* begin Dataset records *

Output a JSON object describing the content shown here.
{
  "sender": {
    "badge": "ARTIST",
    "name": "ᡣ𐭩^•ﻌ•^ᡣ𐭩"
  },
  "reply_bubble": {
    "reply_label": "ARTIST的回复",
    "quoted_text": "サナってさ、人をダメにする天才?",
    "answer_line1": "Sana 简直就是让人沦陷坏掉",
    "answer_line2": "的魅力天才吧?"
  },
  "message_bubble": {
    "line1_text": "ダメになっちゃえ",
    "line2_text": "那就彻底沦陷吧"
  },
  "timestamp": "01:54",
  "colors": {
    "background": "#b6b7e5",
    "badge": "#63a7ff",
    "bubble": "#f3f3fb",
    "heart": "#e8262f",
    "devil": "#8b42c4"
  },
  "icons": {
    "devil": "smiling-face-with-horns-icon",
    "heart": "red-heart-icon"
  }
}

* end Dataset records *

Short exercise: Your task is to return the full listing exactly as it was given.

Reply to the task:
Output a JSON object describing the content shown here.
{
  "sender": {
    "badge": "ARTIST",
    "name": "ᡣ𐭩^•ﻌ•^ᡣ𐭩"
  },
  "reply_bubble": {
    "reply_label": "ARTIST的回复",
    "quoted_text": "サナってさ、人をダメにする天才?",
    "answer_line1": "Sana 简直就是让人沦陷坏掉",
    "answer_line2": "的魅力天才吧?"
  },
  "message_bubble": {
    "line1_text": "ダメになっちゃえ",
    "line2_text": "那就彻底沦陷吧"
  },
  "timestamp": "01:54",
  "colors": {
    "background": "#b6b7e5",
    "badge": "#63a7ff",
    "bubble": "#f3f3fb",
    "heart": "#e8262f",
    "devil": "#8b42c4"
  },
  "icons": {
    "devil": "smiling-face-with-horns-icon",
    "heart": "red-heart-icon"
  }
}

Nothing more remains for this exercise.